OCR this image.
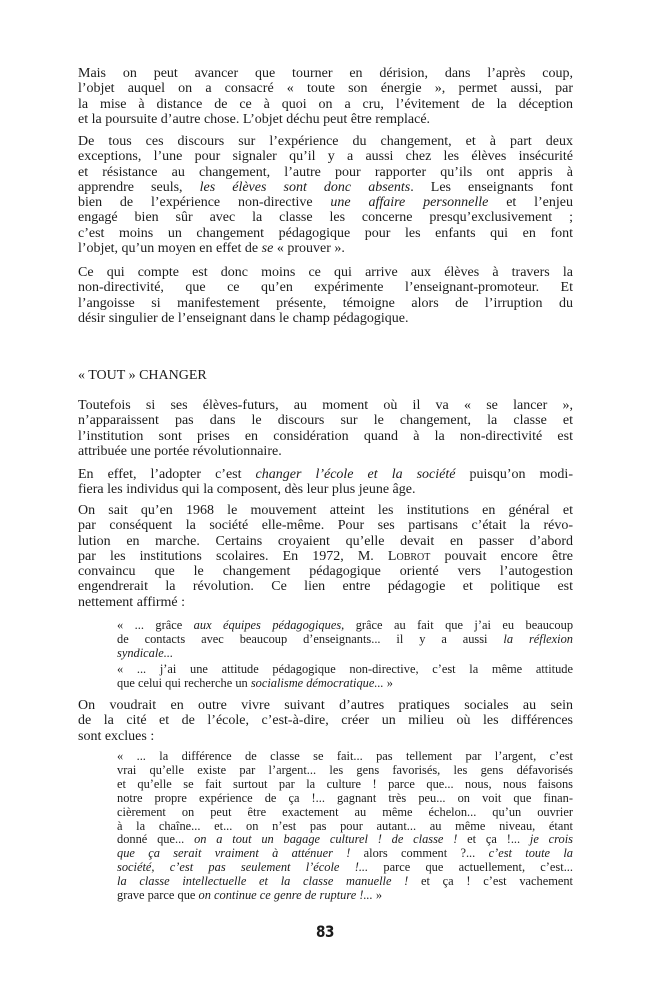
Mais on peut avancer que tourner en dérision, dans l’après coup,
l’objet auquel on a consacré « toute son énergie », permet aussi, par
la mise à distance de ce à quoi on a cru, l’évitement de la déception
et la poursuite d’autre chose. L’objet déchu peut être remplacé.
De tous ces discours sur l’expérience du changement, et à part deux
exceptions, l’une pour signaler qu’il y a aussi chez les élèves insécurité
et résistance au changement, l’autre pour rapporter qu’ils ont appris à
apprendre seuls, les élèves sont donc absents. Les enseignants font
bien de l’expérience non-directive une affaire personnelle et l’enjeu
engagé bien sûr avec la classe les concerne presqu’exclusivement ;
c’est moins un changement pédagogique pour les enfants qui en font
l’objet, qu’un moyen en effet de se « prouver ».
Ce qui compte est donc moins ce qui arrive aux élèves à travers la
non-directivité, que ce qu’en expérimente l’enseignant-promoteur. Et
l’angoisse si manifestement présente, témoigne alors de l’irruption du
désir singulier de l’enseignant dans le champ pédagogique.
« TOUT » CHANGER
Toutefois si ses élèves-futurs, au moment où il va « se lancer »,
n’apparaissent pas dans le discours sur le changement, la classe et
l’institution sont prises en considération quand à la non-directivité est
attribuée une portée révolutionnaire.
En effet, l’adopter c’est changer l’école et la société puisqu’on modi-
fiera les individus qui la composent, dès leur plus jeune âge.
On sait qu’en 1968 le mouvement atteint les institutions en général et
par conséquent la société elle-même. Pour ses partisans c’était la révo-
lution en marche. Certains croyaient qu’elle devait en passer d’abord
par les institutions scolaires. En 1972, M. Lobrot pouvait encore être
convaincu que le changement pédagogique orienté vers l’autogestion
engendrerait la révolution. Ce lien entre pédagogie et politique est
nettement affirmé :
« ... grâce aux équipes pédagogiques, grâce au fait que j’ai eu beaucoup
de contacts avec beaucoup d’enseignants... il y a aussi la réflexion
syndicale...
« ... j’ai une attitude pédagogique non-directive, c’est la même attitude
que celui qui recherche un socialisme démocratique... »
On voudrait en outre vivre suivant d’autres pratiques sociales au sein
de la cité et de l’école, c’est-à-dire, créer un milieu où les différences
sont exclues :
« ... la différence de classe se fait... pas tellement par l’argent, c’est
vrai qu’elle existe par l’argent... les gens favorisés, les gens défavorisés
et qu’elle se fait surtout par la culture ! parce que... nous, nous faisons
notre propre expérience de ça !... gagnant très peu... on voit que finan-
cièrement on peut être exactement au même échelon... qu’un ouvrier
à la chaîne... et... on n’est pas pour autant... au même niveau, étant
donné que... on a tout un bagage culturel ! de classe ! et ça !... je crois
que ça serait vraiment à atténuer ! alors comment ?... c’est toute la
société, c’est pas seulement l’école !... parce que actuellement, c’est...
la classe intellectuelle et la classe manuelle ! et ça ! c’est vachement
grave parce que on continue ce genre de rupture !... »
83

◇ ◇ ◇ ◇

Copy all lines from the listing that contain "font".

apprendre seuls, les élèves sont donc absents. Les enseignants font
c’est moins un changement pédagogique pour les enfants qui en font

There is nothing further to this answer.